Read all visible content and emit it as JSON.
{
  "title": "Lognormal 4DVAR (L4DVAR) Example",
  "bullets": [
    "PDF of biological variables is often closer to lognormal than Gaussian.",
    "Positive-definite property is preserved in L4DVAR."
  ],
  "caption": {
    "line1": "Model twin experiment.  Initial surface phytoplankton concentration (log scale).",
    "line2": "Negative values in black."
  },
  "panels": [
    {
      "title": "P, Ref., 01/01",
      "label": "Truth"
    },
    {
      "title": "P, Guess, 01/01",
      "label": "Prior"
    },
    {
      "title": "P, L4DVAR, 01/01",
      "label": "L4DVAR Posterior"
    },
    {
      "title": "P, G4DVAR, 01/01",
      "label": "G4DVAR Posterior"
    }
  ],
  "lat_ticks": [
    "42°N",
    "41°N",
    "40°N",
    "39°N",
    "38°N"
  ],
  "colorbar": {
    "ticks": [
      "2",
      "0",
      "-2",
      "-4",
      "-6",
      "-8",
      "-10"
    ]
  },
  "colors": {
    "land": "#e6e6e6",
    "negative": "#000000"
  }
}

--------------------

Using the listing above, show each line holding the string "Posterior".

      "label": "L4DVAR Posterior"
      "label": "G4DVAR Posterior"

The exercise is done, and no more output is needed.